> [WRITTEN INSTRUCTION]: Print every row below character for character, with nothing changed.
─── DATA LISTING
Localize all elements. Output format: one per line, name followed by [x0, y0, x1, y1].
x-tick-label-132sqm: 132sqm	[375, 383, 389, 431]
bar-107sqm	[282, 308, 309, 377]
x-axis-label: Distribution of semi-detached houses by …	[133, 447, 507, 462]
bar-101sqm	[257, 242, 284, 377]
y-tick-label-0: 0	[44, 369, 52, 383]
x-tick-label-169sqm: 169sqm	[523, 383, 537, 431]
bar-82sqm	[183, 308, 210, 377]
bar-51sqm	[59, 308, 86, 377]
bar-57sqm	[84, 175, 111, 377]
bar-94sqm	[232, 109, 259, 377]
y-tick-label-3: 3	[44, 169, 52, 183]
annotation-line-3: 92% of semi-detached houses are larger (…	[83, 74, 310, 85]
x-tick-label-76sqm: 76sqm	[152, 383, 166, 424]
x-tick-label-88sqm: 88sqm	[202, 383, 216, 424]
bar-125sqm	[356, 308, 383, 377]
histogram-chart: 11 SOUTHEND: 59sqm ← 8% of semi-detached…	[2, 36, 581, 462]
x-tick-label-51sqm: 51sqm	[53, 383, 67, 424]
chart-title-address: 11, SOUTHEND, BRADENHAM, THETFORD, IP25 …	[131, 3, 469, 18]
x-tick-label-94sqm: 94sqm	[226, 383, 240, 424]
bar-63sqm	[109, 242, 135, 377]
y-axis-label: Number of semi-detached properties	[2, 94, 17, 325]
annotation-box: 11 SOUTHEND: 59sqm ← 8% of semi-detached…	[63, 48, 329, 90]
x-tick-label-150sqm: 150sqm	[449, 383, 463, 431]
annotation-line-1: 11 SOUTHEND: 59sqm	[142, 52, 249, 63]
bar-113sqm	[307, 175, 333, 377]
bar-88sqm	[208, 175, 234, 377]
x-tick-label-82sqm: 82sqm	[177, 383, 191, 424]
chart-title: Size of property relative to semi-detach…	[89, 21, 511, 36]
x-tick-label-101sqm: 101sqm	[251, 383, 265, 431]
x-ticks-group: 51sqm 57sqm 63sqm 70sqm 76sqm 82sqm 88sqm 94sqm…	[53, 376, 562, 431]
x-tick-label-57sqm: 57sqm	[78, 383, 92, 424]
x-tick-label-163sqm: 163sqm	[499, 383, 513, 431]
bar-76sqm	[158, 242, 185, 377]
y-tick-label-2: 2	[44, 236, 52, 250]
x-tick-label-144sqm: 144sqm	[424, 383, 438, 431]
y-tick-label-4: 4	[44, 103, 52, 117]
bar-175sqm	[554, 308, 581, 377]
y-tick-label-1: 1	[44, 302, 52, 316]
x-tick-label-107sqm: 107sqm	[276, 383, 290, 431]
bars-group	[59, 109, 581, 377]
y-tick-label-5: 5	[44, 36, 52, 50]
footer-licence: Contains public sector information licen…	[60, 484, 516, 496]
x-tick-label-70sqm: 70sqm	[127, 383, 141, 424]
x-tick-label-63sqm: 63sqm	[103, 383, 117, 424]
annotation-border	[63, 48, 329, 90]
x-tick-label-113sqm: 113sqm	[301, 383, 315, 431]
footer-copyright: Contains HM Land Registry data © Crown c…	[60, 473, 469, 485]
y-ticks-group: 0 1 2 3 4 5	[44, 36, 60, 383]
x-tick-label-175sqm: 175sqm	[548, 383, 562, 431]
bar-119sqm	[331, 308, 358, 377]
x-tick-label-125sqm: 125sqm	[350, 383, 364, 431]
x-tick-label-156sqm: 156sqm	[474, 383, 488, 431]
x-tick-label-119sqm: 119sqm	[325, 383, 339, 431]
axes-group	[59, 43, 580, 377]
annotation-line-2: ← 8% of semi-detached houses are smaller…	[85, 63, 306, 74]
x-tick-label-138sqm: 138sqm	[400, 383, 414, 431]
──────
> [EXERCISE SOLUTION]:
Localize all elements. Output format: one per line, name followed by [x0, y0, x1, y1].
x-tick-label-132sqm: 132sqm	[375, 383, 389, 431]
bar-107sqm	[282, 308, 309, 377]
x-axis-label: Distribution of semi-detached houses by …	[133, 447, 507, 462]
bar-101sqm	[257, 242, 284, 377]
y-tick-label-0: 0	[44, 369, 52, 383]
x-tick-label-169sqm: 169sqm	[523, 383, 537, 431]
bar-82sqm	[183, 308, 210, 377]
bar-51sqm	[59, 308, 86, 377]
bar-57sqm	[84, 175, 111, 377]
bar-94sqm	[232, 109, 259, 377]
y-tick-label-3: 3	[44, 169, 52, 183]
annotation-line-3: 92% of semi-detached houses are larger (…	[83, 74, 310, 85]
x-tick-label-76sqm: 76sqm	[152, 383, 166, 424]
x-tick-label-88sqm: 88sqm	[202, 383, 216, 424]
bar-125sqm	[356, 308, 383, 377]
histogram-chart: 11 SOUTHEND: 59sqm ← 8% of semi-detached…	[2, 36, 581, 462]
x-tick-label-51sqm: 51sqm	[53, 383, 67, 424]
chart-title-address: 11, SOUTHEND, BRADENHAM, THETFORD, IP25 …	[131, 3, 469, 18]
x-tick-label-94sqm: 94sqm	[226, 383, 240, 424]
bar-63sqm	[109, 242, 135, 377]
y-axis-label: Number of semi-detached properties	[2, 94, 17, 325]
annotation-box: 11 SOUTHEND: 59sqm ← 8% of semi-detached…	[63, 48, 329, 90]
x-tick-label-150sqm: 150sqm	[449, 383, 463, 431]
annotation-line-1: 11 SOUTHEND: 59sqm	[142, 52, 249, 63]
bar-113sqm	[307, 175, 333, 377]
bar-88sqm	[208, 175, 234, 377]
x-tick-label-82sqm: 82sqm	[177, 383, 191, 424]
chart-title: Size of property relative to semi-detach…	[89, 21, 511, 36]
x-tick-label-101sqm: 101sqm	[251, 383, 265, 431]
x-ticks-group: 51sqm 57sqm 63sqm 70sqm 76sqm 82sqm 88sqm 94sqm…	[53, 376, 562, 431]
x-tick-label-57sqm: 57sqm	[78, 383, 92, 424]
x-tick-label-163sqm: 163sqm	[499, 383, 513, 431]
bar-76sqm	[158, 242, 185, 377]
y-tick-label-2: 2	[44, 236, 52, 250]
x-tick-label-144sqm: 144sqm	[424, 383, 438, 431]
y-tick-label-4: 4	[44, 103, 52, 117]
bar-175sqm	[554, 308, 581, 377]
y-tick-label-1: 1	[44, 302, 52, 316]
x-tick-label-107sqm: 107sqm	[276, 383, 290, 431]
bars-group	[59, 109, 581, 377]
y-tick-label-5: 5	[44, 36, 52, 50]
footer-licence: Contains public sector information licen…	[60, 484, 516, 496]
x-tick-label-70sqm: 70sqm	[127, 383, 141, 424]
x-tick-label-63sqm: 63sqm	[103, 383, 117, 424]
annotation-border	[63, 48, 329, 90]
x-tick-label-113sqm: 113sqm	[301, 383, 315, 431]
footer-copyright: Contains HM Land Registry data © Crown c…	[60, 473, 469, 485]
y-ticks-group: 0 1 2 3 4 5	[44, 36, 60, 383]
x-tick-label-175sqm: 175sqm	[548, 383, 562, 431]
bar-119sqm	[331, 308, 358, 377]
x-tick-label-125sqm: 125sqm	[350, 383, 364, 431]
x-tick-label-156sqm: 156sqm	[474, 383, 488, 431]
x-tick-label-119sqm: 119sqm	[325, 383, 339, 431]
axes-group	[59, 43, 580, 377]
annotation-line-2: ← 8% of semi-detached houses are smaller…	[85, 63, 306, 74]
x-tick-label-138sqm: 138sqm	[400, 383, 414, 431]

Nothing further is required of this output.